MATERIALS PROVIDED

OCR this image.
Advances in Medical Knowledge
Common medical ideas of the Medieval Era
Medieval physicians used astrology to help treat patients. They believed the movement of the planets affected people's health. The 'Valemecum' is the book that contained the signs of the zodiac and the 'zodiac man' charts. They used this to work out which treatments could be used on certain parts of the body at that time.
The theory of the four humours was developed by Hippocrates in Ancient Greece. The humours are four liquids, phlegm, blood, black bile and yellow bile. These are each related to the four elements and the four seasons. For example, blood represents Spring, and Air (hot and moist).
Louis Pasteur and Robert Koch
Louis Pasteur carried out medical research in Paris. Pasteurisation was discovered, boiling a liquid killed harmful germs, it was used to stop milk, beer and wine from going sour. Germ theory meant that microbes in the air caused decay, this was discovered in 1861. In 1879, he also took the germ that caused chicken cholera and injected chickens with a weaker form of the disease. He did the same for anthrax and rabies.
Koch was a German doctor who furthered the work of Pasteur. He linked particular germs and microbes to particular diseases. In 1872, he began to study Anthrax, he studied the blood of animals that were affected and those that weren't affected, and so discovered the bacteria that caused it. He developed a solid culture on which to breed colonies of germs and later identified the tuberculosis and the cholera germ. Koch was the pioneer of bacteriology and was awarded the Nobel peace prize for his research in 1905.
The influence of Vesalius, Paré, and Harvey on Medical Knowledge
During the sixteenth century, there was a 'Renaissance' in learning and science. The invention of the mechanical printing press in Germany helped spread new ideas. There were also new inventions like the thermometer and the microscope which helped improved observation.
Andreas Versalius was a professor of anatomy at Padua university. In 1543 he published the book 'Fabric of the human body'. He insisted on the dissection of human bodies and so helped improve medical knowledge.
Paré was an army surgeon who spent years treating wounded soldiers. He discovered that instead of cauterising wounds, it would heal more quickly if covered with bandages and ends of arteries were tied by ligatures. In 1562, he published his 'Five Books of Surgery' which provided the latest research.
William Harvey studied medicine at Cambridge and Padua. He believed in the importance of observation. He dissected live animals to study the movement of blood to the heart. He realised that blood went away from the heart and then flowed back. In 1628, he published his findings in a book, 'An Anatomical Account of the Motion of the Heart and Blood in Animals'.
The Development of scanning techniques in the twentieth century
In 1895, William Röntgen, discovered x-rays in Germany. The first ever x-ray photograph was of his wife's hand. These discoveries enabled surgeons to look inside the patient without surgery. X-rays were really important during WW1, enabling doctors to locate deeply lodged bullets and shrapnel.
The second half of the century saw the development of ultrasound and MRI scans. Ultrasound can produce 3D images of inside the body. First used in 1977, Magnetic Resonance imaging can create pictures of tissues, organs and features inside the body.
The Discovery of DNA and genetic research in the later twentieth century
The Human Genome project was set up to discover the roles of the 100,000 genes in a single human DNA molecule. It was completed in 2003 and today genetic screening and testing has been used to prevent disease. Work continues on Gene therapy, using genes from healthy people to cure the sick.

TASK BRIEF
Your task is to copy each line from the material above that includes the word "Paré".

TASK RESPONSE
The influence of Vesalius, Paré, and Harvey on Medical Knowledge
Paré was an army surgeon who spent years treating wounded soldiers. He discovered that instead of cauterising wounds, it would heal more quickly if covered with bandages and ends of arteries were tied by ligatures. In 1562, he published his 'Five Books of Surgery' which provided the latest research.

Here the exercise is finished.